◆ **Given data**:
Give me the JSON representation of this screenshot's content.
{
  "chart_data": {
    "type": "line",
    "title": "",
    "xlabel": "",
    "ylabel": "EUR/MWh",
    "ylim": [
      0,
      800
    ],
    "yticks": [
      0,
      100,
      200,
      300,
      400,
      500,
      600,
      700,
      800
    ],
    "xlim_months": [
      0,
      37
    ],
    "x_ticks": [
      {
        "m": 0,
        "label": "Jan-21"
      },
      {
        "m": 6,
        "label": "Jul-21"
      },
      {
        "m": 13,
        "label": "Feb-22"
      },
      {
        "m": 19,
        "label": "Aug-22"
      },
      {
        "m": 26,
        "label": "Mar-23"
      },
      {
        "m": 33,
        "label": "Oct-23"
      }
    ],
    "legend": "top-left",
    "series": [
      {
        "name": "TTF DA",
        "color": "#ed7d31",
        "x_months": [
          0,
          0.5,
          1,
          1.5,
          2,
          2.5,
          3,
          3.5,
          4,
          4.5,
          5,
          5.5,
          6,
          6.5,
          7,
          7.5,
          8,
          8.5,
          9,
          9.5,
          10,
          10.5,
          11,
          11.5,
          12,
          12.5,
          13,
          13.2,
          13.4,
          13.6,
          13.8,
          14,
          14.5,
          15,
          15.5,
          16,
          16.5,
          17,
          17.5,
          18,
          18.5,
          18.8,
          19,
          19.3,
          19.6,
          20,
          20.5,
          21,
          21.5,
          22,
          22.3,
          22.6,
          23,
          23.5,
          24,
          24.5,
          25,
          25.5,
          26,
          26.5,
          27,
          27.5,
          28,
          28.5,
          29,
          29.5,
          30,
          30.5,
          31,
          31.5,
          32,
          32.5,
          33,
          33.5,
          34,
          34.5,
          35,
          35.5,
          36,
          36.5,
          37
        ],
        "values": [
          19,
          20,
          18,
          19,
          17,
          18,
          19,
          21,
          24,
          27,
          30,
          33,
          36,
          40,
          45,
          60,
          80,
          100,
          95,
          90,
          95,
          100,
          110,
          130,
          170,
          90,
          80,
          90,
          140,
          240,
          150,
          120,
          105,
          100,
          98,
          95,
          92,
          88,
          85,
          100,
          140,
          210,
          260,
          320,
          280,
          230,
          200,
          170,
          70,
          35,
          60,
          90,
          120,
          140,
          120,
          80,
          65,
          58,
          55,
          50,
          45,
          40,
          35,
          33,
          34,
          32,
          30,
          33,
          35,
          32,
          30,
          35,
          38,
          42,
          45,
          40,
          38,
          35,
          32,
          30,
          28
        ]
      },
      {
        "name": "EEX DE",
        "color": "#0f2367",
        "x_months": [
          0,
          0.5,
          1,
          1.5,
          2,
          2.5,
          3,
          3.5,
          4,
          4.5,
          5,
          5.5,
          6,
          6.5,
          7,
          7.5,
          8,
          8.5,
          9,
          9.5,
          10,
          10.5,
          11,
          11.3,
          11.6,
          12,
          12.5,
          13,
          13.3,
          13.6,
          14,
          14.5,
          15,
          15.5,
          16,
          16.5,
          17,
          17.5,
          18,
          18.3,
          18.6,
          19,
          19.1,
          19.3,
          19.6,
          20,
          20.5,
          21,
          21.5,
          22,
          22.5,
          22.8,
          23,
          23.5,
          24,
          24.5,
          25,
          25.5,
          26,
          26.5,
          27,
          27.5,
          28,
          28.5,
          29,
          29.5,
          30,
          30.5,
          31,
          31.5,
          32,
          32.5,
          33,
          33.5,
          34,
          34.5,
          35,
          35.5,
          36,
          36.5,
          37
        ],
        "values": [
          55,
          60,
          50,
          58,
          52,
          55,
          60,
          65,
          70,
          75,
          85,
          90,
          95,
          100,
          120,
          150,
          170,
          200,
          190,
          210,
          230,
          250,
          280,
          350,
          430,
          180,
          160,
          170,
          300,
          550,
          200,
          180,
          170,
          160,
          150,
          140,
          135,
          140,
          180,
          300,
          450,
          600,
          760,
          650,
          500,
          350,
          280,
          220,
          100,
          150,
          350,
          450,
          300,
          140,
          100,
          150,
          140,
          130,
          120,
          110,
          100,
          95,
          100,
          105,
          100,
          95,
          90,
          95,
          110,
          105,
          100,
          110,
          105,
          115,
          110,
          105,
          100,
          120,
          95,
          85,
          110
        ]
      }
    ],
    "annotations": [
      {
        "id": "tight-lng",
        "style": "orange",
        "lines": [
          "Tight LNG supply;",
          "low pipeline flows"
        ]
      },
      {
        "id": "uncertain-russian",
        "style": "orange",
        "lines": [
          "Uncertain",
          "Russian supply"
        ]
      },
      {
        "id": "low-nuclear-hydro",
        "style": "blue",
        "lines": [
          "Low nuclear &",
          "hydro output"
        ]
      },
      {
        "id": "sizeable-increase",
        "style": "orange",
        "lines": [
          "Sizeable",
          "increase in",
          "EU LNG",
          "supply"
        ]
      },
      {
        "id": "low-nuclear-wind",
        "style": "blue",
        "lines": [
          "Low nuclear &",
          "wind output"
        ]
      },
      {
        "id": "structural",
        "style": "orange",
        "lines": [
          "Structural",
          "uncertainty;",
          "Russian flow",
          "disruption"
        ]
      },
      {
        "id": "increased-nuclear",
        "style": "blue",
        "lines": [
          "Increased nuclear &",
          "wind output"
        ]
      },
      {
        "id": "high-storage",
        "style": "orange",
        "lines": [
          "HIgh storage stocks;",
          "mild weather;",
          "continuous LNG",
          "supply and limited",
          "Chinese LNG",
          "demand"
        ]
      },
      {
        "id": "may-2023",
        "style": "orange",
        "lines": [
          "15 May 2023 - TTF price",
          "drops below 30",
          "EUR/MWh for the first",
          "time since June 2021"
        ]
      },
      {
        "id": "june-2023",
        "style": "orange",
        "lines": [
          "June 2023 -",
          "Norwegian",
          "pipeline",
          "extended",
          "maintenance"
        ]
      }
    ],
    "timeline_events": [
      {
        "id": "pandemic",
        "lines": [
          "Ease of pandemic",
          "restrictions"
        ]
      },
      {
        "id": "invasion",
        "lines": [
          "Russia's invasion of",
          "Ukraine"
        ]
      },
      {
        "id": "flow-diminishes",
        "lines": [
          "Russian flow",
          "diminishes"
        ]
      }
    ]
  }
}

◆ **Exercise details**:
Your task is to reproduce the whole listing exactly.

◆ **Task response**:
Give me the JSON representation of this screenshot's content.
{
  "chart_data": {
    "type": "line",
    "title": "",
    "xlabel": "",
    "ylabel": "EUR/MWh",
    "ylim": [
      0,
      800
    ],
    "yticks": [
      0,
      100,
      200,
      300,
      400,
      500,
      600,
      700,
      800
    ],
    "xlim_months": [
      0,
      37
    ],
    "x_ticks": [
      {
        "m": 0,
        "label": "Jan-21"
      },
      {
        "m": 6,
        "label": "Jul-21"
      },
      {
        "m": 13,
        "label": "Feb-22"
      },
      {
        "m": 19,
        "label": "Aug-22"
      },
      {
        "m": 26,
        "label": "Mar-23"
      },
      {
        "m": 33,
        "label": "Oct-23"
      }
    ],
    "legend": "top-left",
    "series": [
      {
        "name": "TTF DA",
        "color": "#ed7d31",
        "x_months": [
          0,
          0.5,
          1,
          1.5,
          2,
          2.5,
          3,
          3.5,
          4,
          4.5,
          5,
          5.5,
          6,
          6.5,
          7,
          7.5,
          8,
          8.5,
          9,
          9.5,
          10,
          10.5,
          11,
          11.5,
          12,
          12.5,
          13,
          13.2,
          13.4,
          13.6,
          13.8,
          14,
          14.5,
          15,
          15.5,
          16,
          16.5,
          17,
          17.5,
          18,
          18.5,
          18.8,
          19,
          19.3,
          19.6,
          20,
          20.5,
          21,
          21.5,
          22,
          22.3,
          22.6,
          23,
          23.5,
          24,
          24.5,
          25,
          25.5,
          26,
          26.5,
          27,
          27.5,
          28,
          28.5,
          29,
          29.5,
          30,
          30.5,
          31,
          31.5,
          32,
          32.5,
          33,
          33.5,
          34,
          34.5,
          35,
          35.5,
          36,
          36.5,
          37
        ],
        "values": [
          19,
          20,
          18,
          19,
          17,
          18,
          19,
          21,
          24,
          27,
          30,
          33,
          36,
          40,
          45,
          60,
          80,
          100,
          95,
          90,
          95,
          100,
          110,
          130,
          170,
          90,
          80,
          90,
          140,
          240,
          150,
          120,
          105,
          100,
          98,
          95,
          92,
          88,
          85,
          100,
          140,
          210,
          260,
          320,
          280,
          230,
          200,
          170,
          70,
          35,
          60,
          90,
          120,
          140,
          120,
          80,
          65,
          58,
          55,
          50,
          45,
          40,
          35,
          33,
          34,
          32,
          30,
          33,
          35,
          32,
          30,
          35,
          38,
          42,
          45,
          40,
          38,
          35,
          32,
          30,
          28
        ]
      },
      {
        "name": "EEX DE",
        "color": "#0f2367",
        "x_months": [
          0,
          0.5,
          1,
          1.5,
          2,
          2.5,
          3,
          3.5,
          4,
          4.5,
          5,
          5.5,
          6,
          6.5,
          7,
          7.5,
          8,
          8.5,
          9,
          9.5,
          10,
          10.5,
          11,
          11.3,
          11.6,
          12,
          12.5,
          13,
          13.3,
          13.6,
          14,
          14.5,
          15,
          15.5,
          16,
          16.5,
          17,
          17.5,
          18,
          18.3,
          18.6,
          19,
          19.1,
          19.3,
          19.6,
          20,
          20.5,
          21,
          21.5,
          22,
          22.5,
          22.8,
          23,
          23.5,
          24,
          24.5,
          25,
          25.5,
          26,
          26.5,
          27,
          27.5,
          28,
          28.5,
          29,
          29.5,
          30,
          30.5,
          31,
          31.5,
          32,
          32.5,
          33,
          33.5,
          34,
          34.5,
          35,
          35.5,
          36,
          36.5,
          37
        ],
        "values": [
          55,
          60,
          50,
          58,
          52,
          55,
          60,
          65,
          70,
          75,
          85,
          90,
          95,
          100,
          120,
          150,
          170,
          200,
          190,
          210,
          230,
          250,
          280,
          350,
          430,
          180,
          160,
          170,
          300,
          550,
          200,
          180,
          170,
          160,
          150,
          140,
          135,
          140,
          180,
          300,
          450,
          600,
          760,
          650,
          500,
          350,
          280,
          220,
          100,
          150,
          350,
          450,
          300,
          140,
          100,
          150,
          140,
          130,
          120,
          110,
          100,
          95,
          100,
          105,
          100,
          95,
          90,
          95,
          110,
          105,
          100,
          110,
          105,
          115,
          110,
          105,
          100,
          120,
          95,
          85,
          110
        ]
      }
    ],
    "annotations": [
      {
        "id": "tight-lng",
        "style": "orange",
        "lines": [
          "Tight LNG supply;",
          "low pipeline flows"
        ]
      },
      {
        "id": "uncertain-russian",
        "style": "orange",
        "lines": [
          "Uncertain",
          "Russian supply"
        ]
      },
      {
        "id": "low-nuclear-hydro",
        "style": "blue",
        "lines": [
          "Low nuclear &",
          "hydro output"
        ]
      },
      {
        "id": "sizeable-increase",
        "style": "orange",
        "lines": [
          "Sizeable",
          "increase in",
          "EU LNG",
          "supply"
        ]
      },
      {
        "id": "low-nuclear-wind",
        "style": "blue",
        "lines": [
          "Low nuclear &",
          "wind output"
        ]
      },
      {
        "id": "structural",
        "style": "orange",
        "lines": [
          "Structural",
          "uncertainty;",
          "Russian flow",
          "disruption"
        ]
      },
      {
        "id": "increased-nuclear",
        "style": "blue",
        "lines": [
          "Increased nuclear &",
          "wind output"
        ]
      },
      {
        "id": "high-storage",
        "style": "orange",
        "lines": [
          "HIgh storage stocks;",
          "mild weather;",
          "continuous LNG",
          "supply and limited",
          "Chinese LNG",
          "demand"
        ]
      },
      {
        "id": "may-2023",
        "style": "orange",
        "lines": [
          "15 May 2023 - TTF price",
          "drops below 30",
          "EUR/MWh for the first",
          "time since June 2021"
        ]
      },
      {
        "id": "june-2023",
        "style": "orange",
        "lines": [
          "June 2023 -",
          "Norwegian",
          "pipeline",
          "extended",
          "maintenance"
        ]
      }
    ],
    "timeline_events": [
      {
        "id": "pandemic",
        "lines": [
          "Ease of pandemic",
          "restrictions"
        ]
      },
      {
        "id": "invasion",
        "lines": [
          "Russia's invasion of",
          "Ukraine"
        ]
      },
      {
        "id": "flow-diminishes",
        "lines": [
          "Russian flow",
          "diminishes"
        ]
      }
    ]
  }
}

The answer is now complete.